* AVAILABLE DATA *

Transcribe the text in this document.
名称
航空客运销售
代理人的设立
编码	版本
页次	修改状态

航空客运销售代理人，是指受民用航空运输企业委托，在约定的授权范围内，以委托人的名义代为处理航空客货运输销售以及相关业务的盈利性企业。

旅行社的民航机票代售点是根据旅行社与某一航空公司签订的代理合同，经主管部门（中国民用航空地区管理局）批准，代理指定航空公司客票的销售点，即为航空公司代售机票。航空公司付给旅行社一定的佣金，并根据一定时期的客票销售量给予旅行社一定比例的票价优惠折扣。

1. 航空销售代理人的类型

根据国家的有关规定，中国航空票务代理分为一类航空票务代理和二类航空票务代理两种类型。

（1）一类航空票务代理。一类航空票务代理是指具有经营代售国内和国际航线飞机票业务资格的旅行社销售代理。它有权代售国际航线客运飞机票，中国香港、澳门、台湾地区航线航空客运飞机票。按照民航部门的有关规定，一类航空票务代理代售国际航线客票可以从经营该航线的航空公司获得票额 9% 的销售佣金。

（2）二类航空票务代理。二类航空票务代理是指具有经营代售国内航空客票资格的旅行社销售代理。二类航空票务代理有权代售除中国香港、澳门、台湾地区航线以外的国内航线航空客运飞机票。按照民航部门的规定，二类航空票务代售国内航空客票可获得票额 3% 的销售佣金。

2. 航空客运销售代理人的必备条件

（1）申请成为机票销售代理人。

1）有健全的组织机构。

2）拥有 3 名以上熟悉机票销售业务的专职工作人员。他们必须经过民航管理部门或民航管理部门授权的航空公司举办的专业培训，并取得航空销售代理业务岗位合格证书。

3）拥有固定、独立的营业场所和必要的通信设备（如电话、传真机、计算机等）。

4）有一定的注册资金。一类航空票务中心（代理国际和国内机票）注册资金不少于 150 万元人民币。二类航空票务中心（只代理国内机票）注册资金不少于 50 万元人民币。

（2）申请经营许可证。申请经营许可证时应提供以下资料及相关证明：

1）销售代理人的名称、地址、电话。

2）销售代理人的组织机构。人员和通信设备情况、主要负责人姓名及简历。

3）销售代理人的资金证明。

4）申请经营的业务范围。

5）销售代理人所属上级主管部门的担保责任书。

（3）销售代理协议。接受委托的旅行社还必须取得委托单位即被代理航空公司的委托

* REQUEST *
From the listing, copy each line containing the word "的销售佣金".

* CORRECT RESPONSE *
（1）一类航空票务代理。一类航空票务代理是指具有经营代售国内和国际航线飞机票业务资格的旅行社销售代理。它有权代售国际航线客运飞机票，中国香港、澳门、台湾地区航线航空客运飞机票。按照民航部门的有关规定，一类航空票务代理代售国际航线客票可以从经营该航线的航空公司获得票额 9% 的销售佣金。
（2）二类航空票务代理。二类航空票务代理是指具有经营代售国内航空客票资格的旅行社销售代理。二类航空票务代理有权代售除中国香港、澳门、台湾地区航线以外的国内航线航空客运飞机票。按照民航部门的规定，二类航空票务代售国内航空客票可获得票额 3% 的销售佣金。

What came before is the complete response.